-- start of TASK DATA --
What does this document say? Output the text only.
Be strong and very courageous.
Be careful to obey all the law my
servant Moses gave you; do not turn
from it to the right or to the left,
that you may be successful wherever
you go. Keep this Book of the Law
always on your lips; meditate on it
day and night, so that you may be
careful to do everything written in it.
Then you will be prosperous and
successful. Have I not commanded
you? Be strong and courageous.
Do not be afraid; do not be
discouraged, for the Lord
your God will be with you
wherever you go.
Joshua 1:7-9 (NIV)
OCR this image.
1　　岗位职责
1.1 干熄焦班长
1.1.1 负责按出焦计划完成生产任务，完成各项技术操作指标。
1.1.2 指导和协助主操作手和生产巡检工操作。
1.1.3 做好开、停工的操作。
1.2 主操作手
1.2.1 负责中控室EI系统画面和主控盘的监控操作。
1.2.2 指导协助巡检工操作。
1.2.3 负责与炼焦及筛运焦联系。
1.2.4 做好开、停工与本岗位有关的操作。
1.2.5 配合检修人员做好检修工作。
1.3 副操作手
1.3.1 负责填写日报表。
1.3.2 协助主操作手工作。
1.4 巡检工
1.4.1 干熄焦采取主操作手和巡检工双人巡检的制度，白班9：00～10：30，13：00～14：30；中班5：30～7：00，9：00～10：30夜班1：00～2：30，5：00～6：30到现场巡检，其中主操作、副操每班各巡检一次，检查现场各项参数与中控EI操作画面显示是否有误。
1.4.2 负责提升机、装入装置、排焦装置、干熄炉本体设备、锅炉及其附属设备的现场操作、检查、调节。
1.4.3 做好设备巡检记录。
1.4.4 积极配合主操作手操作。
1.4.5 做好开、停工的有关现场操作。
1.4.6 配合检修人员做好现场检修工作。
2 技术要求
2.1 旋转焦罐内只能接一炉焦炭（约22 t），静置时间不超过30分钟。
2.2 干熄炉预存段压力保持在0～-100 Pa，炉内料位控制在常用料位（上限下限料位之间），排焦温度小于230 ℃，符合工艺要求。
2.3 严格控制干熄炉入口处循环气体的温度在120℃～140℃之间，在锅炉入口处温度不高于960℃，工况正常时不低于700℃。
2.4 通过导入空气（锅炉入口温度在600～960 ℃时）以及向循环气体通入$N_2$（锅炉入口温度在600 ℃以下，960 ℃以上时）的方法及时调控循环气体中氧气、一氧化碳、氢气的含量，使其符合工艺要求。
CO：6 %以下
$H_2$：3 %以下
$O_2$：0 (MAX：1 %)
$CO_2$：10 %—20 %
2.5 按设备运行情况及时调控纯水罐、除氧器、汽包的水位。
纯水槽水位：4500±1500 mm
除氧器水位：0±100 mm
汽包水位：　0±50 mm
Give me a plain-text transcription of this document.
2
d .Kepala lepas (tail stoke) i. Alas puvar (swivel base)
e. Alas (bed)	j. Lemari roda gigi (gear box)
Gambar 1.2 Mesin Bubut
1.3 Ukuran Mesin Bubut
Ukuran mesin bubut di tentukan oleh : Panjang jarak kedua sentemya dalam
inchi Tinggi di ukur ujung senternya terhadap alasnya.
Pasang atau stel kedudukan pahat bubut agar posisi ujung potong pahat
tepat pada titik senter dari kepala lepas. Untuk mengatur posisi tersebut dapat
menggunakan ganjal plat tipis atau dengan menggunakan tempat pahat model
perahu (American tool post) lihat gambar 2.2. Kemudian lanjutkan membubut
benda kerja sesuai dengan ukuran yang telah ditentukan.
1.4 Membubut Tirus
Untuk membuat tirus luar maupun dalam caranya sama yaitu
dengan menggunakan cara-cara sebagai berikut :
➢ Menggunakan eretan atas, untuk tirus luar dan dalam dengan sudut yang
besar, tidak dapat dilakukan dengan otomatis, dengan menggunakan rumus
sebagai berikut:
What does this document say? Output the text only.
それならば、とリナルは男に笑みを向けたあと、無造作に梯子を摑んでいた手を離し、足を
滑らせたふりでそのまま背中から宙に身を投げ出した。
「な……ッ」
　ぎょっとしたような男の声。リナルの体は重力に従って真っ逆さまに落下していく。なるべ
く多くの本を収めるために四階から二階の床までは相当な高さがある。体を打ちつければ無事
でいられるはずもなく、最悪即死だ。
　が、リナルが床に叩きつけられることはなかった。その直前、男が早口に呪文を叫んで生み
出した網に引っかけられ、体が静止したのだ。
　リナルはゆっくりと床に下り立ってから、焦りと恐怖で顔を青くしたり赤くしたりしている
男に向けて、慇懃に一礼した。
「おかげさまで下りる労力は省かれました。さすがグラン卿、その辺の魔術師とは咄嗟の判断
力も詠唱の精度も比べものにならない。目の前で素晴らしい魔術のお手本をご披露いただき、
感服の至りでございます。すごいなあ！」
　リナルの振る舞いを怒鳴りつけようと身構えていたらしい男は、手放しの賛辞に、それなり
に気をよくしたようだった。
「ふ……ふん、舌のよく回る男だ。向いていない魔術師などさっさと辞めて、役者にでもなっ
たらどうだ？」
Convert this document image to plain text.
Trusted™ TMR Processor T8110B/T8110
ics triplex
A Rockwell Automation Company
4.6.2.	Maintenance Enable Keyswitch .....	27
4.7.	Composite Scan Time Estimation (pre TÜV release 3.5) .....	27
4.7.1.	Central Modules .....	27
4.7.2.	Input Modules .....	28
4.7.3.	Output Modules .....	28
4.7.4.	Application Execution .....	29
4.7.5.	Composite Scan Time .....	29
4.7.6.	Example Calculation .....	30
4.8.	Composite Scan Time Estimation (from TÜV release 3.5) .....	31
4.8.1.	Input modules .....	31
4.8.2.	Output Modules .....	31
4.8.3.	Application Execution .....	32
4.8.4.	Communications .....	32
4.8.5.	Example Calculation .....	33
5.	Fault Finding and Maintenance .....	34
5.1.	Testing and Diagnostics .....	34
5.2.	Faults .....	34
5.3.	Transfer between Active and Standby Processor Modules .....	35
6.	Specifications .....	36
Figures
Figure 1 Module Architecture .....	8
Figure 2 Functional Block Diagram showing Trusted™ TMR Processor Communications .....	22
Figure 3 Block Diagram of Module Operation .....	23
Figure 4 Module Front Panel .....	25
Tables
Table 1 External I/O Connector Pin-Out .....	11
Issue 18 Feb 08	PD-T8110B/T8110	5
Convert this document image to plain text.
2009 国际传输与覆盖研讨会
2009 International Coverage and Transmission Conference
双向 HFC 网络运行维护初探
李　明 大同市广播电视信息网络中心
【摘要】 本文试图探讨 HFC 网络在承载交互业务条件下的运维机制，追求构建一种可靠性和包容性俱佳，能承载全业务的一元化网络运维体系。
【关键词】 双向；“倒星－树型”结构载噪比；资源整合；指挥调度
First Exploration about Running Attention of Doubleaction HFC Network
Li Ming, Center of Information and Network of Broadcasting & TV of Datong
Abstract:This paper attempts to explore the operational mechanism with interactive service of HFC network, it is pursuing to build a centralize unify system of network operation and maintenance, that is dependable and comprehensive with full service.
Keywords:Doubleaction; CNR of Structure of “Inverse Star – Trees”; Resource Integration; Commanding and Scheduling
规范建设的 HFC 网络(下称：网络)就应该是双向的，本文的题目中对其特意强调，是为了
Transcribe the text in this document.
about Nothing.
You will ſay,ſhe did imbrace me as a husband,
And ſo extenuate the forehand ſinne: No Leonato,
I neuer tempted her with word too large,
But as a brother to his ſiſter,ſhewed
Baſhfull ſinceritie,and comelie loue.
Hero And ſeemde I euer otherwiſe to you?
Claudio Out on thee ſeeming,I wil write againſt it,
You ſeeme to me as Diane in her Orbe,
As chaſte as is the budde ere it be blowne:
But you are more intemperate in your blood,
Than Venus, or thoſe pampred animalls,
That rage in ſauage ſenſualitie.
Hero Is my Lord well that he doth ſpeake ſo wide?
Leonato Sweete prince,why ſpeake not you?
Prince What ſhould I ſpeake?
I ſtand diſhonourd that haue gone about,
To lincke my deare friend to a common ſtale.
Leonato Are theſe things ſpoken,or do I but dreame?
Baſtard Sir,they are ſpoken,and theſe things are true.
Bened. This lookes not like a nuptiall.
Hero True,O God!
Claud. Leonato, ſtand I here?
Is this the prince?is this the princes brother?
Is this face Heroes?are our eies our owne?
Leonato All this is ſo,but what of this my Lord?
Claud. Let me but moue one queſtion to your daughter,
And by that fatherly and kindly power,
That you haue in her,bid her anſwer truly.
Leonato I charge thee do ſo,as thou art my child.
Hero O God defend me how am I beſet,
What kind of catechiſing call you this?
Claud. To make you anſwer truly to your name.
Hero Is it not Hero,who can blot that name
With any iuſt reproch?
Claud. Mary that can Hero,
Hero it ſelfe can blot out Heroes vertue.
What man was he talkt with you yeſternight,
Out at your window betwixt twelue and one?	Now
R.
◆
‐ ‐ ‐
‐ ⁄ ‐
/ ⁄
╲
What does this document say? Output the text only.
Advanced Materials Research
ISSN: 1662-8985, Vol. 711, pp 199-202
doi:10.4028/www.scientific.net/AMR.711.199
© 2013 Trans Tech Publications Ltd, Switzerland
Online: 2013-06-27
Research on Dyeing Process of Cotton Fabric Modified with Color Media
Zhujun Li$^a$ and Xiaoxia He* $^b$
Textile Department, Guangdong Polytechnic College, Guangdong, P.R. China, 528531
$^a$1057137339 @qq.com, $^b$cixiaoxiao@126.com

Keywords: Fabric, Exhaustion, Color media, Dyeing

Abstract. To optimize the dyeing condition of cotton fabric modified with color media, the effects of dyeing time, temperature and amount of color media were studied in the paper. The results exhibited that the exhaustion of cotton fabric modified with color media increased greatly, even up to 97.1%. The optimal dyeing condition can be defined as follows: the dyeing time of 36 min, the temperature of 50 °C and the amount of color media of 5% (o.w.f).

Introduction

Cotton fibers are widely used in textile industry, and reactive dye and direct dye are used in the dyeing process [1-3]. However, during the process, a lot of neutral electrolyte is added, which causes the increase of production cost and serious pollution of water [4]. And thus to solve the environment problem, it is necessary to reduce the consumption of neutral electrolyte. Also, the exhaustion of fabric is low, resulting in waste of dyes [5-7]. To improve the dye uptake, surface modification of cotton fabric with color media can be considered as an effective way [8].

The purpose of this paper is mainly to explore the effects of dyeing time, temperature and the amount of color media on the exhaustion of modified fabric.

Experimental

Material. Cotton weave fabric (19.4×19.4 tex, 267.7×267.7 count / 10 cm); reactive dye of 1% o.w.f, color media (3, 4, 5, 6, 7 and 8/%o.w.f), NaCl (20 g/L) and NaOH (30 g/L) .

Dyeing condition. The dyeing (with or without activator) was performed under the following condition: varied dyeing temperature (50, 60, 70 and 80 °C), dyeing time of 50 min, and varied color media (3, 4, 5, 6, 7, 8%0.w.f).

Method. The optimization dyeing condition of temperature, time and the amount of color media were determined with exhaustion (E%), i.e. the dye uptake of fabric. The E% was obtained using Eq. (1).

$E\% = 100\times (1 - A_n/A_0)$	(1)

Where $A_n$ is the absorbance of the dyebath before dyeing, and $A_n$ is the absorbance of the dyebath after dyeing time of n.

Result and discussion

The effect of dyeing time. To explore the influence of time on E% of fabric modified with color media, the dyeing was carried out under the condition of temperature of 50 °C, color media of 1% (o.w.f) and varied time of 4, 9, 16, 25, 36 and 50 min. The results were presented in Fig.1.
-- end of TASK DATA --
» GOAL OF THE EXERCISE
Gather each line in the entries above where the string "Scan" is found.

» WORKED ANSWER
4.7.	Composite Scan Time Estimation (pre TÜV release 3.5) .....	27
4.7.5.	Composite Scan Time .....	29
4.8.	Composite Scan Time Estimation (from TÜV release 3.5) .....	31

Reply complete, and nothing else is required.